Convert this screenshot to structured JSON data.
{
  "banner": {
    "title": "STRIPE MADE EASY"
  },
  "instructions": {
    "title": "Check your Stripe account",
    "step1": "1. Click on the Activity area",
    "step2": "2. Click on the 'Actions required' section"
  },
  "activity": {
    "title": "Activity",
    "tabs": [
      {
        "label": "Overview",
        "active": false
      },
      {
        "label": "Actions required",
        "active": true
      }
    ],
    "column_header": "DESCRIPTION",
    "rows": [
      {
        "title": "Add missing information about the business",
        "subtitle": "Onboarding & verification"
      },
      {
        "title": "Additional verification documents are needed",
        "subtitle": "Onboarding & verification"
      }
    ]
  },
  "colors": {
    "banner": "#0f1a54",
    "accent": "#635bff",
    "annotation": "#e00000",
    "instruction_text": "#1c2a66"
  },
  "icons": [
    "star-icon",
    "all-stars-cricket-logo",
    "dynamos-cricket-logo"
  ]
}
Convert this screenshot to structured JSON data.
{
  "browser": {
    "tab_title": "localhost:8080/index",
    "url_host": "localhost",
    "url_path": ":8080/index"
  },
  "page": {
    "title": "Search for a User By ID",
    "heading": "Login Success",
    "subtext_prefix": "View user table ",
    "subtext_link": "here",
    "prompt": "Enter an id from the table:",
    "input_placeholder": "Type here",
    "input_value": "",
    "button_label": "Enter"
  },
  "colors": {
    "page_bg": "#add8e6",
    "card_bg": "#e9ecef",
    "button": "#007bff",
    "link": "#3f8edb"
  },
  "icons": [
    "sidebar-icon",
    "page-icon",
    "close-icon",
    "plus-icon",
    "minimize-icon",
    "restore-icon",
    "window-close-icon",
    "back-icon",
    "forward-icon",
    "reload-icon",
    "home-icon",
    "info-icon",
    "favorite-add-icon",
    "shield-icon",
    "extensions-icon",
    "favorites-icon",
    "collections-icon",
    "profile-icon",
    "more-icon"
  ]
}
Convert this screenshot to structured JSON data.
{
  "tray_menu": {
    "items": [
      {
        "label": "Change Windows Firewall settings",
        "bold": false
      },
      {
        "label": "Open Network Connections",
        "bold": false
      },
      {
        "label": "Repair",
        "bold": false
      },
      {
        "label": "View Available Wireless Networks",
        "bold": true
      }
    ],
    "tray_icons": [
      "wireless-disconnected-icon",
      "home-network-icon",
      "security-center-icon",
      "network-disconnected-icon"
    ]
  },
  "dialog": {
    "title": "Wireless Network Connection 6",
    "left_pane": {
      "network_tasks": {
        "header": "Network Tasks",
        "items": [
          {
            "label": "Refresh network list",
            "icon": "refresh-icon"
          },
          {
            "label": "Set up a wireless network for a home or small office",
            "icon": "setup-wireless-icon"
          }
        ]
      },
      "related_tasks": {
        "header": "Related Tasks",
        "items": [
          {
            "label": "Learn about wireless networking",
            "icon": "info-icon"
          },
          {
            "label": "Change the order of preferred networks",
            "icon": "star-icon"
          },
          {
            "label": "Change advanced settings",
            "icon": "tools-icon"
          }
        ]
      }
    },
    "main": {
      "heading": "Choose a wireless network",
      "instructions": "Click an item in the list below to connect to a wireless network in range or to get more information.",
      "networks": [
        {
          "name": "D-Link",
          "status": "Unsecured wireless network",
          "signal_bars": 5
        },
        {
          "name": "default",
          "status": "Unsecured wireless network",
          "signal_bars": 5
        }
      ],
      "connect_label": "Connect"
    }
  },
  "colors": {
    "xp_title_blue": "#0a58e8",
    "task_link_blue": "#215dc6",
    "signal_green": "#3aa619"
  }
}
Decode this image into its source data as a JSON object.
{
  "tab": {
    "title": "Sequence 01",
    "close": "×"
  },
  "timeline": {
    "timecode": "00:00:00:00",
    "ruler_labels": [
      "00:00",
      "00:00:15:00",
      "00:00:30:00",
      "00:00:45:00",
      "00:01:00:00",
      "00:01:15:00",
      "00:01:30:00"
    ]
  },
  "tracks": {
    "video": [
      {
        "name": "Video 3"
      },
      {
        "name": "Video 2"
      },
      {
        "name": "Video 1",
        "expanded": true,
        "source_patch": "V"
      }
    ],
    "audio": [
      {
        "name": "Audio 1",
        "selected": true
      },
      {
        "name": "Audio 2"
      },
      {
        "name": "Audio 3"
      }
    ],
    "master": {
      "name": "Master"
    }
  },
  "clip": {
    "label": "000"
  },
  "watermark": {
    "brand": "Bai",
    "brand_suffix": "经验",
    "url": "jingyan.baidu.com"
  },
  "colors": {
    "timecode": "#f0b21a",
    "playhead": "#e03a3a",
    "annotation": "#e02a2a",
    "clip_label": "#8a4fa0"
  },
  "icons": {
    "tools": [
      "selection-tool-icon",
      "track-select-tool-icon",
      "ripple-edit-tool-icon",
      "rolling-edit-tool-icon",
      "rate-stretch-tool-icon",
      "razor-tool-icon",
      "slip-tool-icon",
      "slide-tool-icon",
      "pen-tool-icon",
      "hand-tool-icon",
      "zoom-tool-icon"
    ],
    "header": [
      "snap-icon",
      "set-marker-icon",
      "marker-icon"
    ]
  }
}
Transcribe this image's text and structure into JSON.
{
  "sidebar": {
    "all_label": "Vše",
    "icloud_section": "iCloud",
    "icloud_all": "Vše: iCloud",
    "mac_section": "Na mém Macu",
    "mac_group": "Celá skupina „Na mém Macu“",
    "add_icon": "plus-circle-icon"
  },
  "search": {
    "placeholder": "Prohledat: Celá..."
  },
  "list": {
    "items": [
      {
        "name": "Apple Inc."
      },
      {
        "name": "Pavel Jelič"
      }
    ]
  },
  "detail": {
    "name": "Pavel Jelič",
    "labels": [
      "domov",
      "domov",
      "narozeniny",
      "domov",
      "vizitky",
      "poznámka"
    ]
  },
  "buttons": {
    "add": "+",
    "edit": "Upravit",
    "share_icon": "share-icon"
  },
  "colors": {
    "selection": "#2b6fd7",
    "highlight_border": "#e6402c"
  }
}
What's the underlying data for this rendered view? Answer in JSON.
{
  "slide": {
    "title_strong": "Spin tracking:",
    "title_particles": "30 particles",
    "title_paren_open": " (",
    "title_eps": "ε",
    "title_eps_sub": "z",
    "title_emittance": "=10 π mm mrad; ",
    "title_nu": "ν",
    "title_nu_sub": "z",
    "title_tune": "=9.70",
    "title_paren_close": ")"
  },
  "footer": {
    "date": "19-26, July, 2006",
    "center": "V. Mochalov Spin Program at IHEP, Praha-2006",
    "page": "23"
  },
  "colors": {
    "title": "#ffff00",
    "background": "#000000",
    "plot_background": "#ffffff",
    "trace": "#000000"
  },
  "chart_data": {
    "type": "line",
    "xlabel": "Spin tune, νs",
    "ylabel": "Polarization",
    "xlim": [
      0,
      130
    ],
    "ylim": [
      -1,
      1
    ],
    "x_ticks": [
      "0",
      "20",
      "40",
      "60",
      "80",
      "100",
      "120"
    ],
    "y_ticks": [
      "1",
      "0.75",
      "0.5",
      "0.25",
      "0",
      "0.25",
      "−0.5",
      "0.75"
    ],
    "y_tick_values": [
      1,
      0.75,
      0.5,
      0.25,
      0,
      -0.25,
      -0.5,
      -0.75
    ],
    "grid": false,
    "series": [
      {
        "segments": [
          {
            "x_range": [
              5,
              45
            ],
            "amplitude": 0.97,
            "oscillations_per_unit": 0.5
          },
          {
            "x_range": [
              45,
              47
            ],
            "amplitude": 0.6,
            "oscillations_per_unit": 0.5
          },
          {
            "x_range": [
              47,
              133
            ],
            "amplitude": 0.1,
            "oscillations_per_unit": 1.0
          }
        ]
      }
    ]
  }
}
--------
Work required:
Which lines hold the word "here"? Copy all of them.

Response to this exercise:
    "subtext_link": "here",
    "input_placeholder": "Type here",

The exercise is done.